Give the data below again, word for word.

::::

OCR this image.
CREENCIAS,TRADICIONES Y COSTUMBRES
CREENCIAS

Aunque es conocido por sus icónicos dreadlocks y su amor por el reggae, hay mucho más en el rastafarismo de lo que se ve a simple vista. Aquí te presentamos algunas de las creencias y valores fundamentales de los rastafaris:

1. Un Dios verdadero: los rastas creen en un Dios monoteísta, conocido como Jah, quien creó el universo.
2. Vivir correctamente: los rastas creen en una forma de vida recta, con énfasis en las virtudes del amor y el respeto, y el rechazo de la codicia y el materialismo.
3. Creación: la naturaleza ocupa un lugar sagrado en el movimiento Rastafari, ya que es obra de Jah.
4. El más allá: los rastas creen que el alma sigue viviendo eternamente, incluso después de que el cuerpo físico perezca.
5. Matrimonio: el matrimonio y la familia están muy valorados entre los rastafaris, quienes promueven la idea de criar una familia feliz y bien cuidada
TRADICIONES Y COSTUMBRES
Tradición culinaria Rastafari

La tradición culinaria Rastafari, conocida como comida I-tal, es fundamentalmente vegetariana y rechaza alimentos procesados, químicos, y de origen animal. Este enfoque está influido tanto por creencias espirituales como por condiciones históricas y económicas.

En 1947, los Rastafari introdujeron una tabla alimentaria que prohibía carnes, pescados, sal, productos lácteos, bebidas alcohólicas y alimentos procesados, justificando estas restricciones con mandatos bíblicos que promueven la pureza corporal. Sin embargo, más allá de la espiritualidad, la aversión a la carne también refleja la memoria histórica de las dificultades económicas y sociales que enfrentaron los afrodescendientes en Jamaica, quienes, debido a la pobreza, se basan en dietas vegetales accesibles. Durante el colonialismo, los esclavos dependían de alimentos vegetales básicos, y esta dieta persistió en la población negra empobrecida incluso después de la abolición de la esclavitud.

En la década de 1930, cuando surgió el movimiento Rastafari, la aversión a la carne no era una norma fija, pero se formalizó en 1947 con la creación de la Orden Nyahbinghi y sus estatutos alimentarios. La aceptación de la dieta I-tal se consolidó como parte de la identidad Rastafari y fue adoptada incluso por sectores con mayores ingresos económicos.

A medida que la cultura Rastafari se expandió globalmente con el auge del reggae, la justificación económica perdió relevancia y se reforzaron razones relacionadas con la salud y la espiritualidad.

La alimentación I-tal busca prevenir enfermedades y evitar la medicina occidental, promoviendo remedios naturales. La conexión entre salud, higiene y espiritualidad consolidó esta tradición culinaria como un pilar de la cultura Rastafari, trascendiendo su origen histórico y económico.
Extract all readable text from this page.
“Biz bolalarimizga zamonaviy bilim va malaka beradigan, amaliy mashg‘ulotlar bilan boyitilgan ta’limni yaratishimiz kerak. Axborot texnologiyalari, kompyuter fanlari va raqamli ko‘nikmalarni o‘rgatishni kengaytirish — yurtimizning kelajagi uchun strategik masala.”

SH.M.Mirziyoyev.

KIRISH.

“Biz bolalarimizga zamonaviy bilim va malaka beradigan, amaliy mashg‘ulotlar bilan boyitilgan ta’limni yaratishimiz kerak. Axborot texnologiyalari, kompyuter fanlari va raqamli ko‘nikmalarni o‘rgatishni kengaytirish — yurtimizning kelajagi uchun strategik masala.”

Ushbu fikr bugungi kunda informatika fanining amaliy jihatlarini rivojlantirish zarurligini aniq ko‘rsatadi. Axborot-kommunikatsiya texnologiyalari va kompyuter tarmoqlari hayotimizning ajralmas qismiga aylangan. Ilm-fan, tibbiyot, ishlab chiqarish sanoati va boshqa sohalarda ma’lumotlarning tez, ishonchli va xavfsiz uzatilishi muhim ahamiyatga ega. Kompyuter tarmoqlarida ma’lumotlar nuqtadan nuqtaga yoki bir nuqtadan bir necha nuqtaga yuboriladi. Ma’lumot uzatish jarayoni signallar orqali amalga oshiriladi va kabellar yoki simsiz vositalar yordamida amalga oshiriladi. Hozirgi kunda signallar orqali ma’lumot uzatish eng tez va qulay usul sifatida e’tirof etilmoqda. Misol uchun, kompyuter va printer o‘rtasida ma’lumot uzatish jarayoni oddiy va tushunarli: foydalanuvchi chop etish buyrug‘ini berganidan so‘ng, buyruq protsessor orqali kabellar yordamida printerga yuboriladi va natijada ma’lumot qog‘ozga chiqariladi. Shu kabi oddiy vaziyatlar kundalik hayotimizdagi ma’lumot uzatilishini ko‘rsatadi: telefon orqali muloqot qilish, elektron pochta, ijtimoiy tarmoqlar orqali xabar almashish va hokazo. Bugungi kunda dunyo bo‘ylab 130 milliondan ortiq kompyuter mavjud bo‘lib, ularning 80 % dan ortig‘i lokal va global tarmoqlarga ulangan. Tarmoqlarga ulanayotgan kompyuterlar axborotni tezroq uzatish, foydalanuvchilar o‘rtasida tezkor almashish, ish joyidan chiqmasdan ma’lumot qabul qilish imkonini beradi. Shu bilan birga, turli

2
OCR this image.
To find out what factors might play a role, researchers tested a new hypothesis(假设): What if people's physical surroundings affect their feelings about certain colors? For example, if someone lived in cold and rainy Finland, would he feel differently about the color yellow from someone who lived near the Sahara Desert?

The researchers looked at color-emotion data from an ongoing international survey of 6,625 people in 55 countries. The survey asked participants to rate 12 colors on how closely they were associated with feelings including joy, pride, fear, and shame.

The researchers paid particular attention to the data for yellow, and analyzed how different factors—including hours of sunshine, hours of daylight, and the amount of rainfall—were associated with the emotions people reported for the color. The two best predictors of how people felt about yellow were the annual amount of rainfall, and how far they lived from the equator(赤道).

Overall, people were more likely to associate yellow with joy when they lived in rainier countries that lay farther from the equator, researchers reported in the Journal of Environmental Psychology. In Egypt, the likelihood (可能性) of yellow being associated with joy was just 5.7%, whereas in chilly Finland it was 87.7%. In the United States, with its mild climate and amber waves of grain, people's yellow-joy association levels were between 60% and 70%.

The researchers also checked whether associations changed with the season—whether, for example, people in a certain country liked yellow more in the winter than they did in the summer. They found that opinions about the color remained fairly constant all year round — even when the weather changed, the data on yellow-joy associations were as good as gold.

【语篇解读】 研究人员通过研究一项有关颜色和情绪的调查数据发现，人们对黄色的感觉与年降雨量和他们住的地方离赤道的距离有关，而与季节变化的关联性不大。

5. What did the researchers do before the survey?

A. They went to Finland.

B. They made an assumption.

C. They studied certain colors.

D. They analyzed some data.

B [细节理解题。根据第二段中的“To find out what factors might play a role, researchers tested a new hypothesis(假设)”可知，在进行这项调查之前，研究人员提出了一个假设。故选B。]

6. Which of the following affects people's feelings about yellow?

::::

**Task answer**:
OCR this image.
CREENCIAS,TRADICIONES Y COSTUMBRES
CREENCIAS

Aunque es conocido por sus icónicos dreadlocks y su amor por el reggae, hay mucho más en el rastafarismo de lo que se ve a simple vista. Aquí te presentamos algunas de las creencias y valores fundamentales de los rastafaris:

1. Un Dios verdadero: los rastas creen en un Dios monoteísta, conocido como Jah, quien creó el universo.
2. Vivir correctamente: los rastas creen en una forma de vida recta, con énfasis en las virtudes del amor y el respeto, y el rechazo de la codicia y el materialismo.
3. Creación: la naturaleza ocupa un lugar sagrado en el movimiento Rastafari, ya que es obra de Jah.
4. El más allá: los rastas creen que el alma sigue viviendo eternamente, incluso después de que el cuerpo físico perezca.
5. Matrimonio: el matrimonio y la familia están muy valorados entre los rastafaris, quienes promueven la idea de criar una familia feliz y bien cuidada
TRADICIONES Y COSTUMBRES
Tradición culinaria Rastafari

La tradición culinaria Rastafari, conocida como comida I-tal, es fundamentalmente vegetariana y rechaza alimentos procesados, químicos, y de origen animal. Este enfoque está influido tanto por creencias espirituales como por condiciones históricas y económicas.

En 1947, los Rastafari introdujeron una tabla alimentaria que prohibía carnes, pescados, sal, productos lácteos, bebidas alcohólicas y alimentos procesados, justificando estas restricciones con mandatos bíblicos que promueven la pureza corporal. Sin embargo, más allá de la espiritualidad, la aversión a la carne también refleja la memoria histórica de las dificultades económicas y sociales que enfrentaron los afrodescendientes en Jamaica, quienes, debido a la pobreza, se basan en dietas vegetales accesibles. Durante el colonialismo, los esclavos dependían de alimentos vegetales básicos, y esta dieta persistió en la población negra empobrecida incluso después de la abolición de la esclavitud.

En la década de 1930, cuando surgió el movimiento Rastafari, la aversión a la carne no era una norma fija, pero se formalizó en 1947 con la creación de la Orden Nyahbinghi y sus estatutos alimentarios. La aceptación de la dieta I-tal se consolidó como parte de la identidad Rastafari y fue adoptada incluso por sectores con mayores ingresos económicos.

A medida que la cultura Rastafari se expandió globalmente con el auge del reggae, la justificación económica perdió relevancia y se reforzaron razones relacionadas con la salud y la espiritualidad.

La alimentación I-tal busca prevenir enfermedades y evitar la medicina occidental, promoviendo remedios naturales. La conexión entre salud, higiene y espiritualidad consolidó esta tradición culinaria como un pilar de la cultura Rastafari, trascendiendo su origen histórico y económico.
Extract all readable text from this page.
“Biz bolalarimizga zamonaviy bilim va malaka beradigan, amaliy mashg‘ulotlar bilan boyitilgan ta’limni yaratishimiz kerak. Axborot texnologiyalari, kompyuter fanlari va raqamli ko‘nikmalarni o‘rgatishni kengaytirish — yurtimizning kelajagi uchun strategik masala.”

SH.M.Mirziyoyev.

KIRISH.

“Biz bolalarimizga zamonaviy bilim va malaka beradigan, amaliy mashg‘ulotlar bilan boyitilgan ta’limni yaratishimiz kerak. Axborot texnologiyalari, kompyuter fanlari va raqamli ko‘nikmalarni o‘rgatishni kengaytirish — yurtimizning kelajagi uchun strategik masala.”

Ushbu fikr bugungi kunda informatika fanining amaliy jihatlarini rivojlantirish zarurligini aniq ko‘rsatadi. Axborot-kommunikatsiya texnologiyalari va kompyuter tarmoqlari hayotimizning ajralmas qismiga aylangan. Ilm-fan, tibbiyot, ishlab chiqarish sanoati va boshqa sohalarda ma’lumotlarning tez, ishonchli va xavfsiz uzatilishi muhim ahamiyatga ega. Kompyuter tarmoqlarida ma’lumotlar nuqtadan nuqtaga yoki bir nuqtadan bir necha nuqtaga yuboriladi. Ma’lumot uzatish jarayoni signallar orqali amalga oshiriladi va kabellar yoki simsiz vositalar yordamida amalga oshiriladi. Hozirgi kunda signallar orqali ma’lumot uzatish eng tez va qulay usul sifatida e’tirof etilmoqda. Misol uchun, kompyuter va printer o‘rtasida ma’lumot uzatish jarayoni oddiy va tushunarli: foydalanuvchi chop etish buyrug‘ini berganidan so‘ng, buyruq protsessor orqali kabellar yordamida printerga yuboriladi va natijada ma’lumot qog‘ozga chiqariladi. Shu kabi oddiy vaziyatlar kundalik hayotimizdagi ma’lumot uzatilishini ko‘rsatadi: telefon orqali muloqot qilish, elektron pochta, ijtimoiy tarmoqlar orqali xabar almashish va hokazo. Bugungi kunda dunyo bo‘ylab 130 milliondan ortiq kompyuter mavjud bo‘lib, ularning 80 % dan ortig‘i lokal va global tarmoqlarga ulangan. Tarmoqlarga ulanayotgan kompyuterlar axborotni tezroq uzatish, foydalanuvchilar o‘rtasida tezkor almashish, ish joyidan chiqmasdan ma’lumot qabul qilish imkonini beradi. Shu bilan birga, turli

2
OCR this image.
To find out what factors might play a role, researchers tested a new hypothesis(假设): What if people's physical surroundings affect their feelings about certain colors? For example, if someone lived in cold and rainy Finland, would he feel differently about the color yellow from someone who lived near the Sahara Desert?

The researchers looked at color-emotion data from an ongoing international survey of 6,625 people in 55 countries. The survey asked participants to rate 12 colors on how closely they were associated with feelings including joy, pride, fear, and shame.

The researchers paid particular attention to the data for yellow, and analyzed how different factors—including hours of sunshine, hours of daylight, and the amount of rainfall—were associated with the emotions people reported for the color. The two best predictors of how people felt about yellow were the annual amount of rainfall, and how far they lived from the equator(赤道).

Overall, people were more likely to associate yellow with joy when they lived in rainier countries that lay farther from the equator, researchers reported in the Journal of Environmental Psychology. In Egypt, the likelihood (可能性) of yellow being associated with joy was just 5.7%, whereas in chilly Finland it was 87.7%. In the United States, with its mild climate and amber waves of grain, people's yellow-joy association levels were between 60% and 70%.

The researchers also checked whether associations changed with the season—whether, for example, people in a certain country liked yellow more in the winter than they did in the summer. They found that opinions about the color remained fairly constant all year round — even when the weather changed, the data on yellow-joy associations were as good as gold.

【语篇解读】 研究人员通过研究一项有关颜色和情绪的调查数据发现，人们对黄色的感觉与年降雨量和他们住的地方离赤道的距离有关，而与季节变化的关联性不大。

5. What did the researchers do before the survey?

A. They went to Finland.

B. They made an assumption.

C. They studied certain colors.

D. They analyzed some data.

B [细节理解题。根据第二段中的“To find out what factors might play a role, researchers tested a new hypothesis(假设)”可知，在进行这项调查之前，研究人员提出了一个假设。故选B。]

6. Which of the following affects people's feelings about yellow?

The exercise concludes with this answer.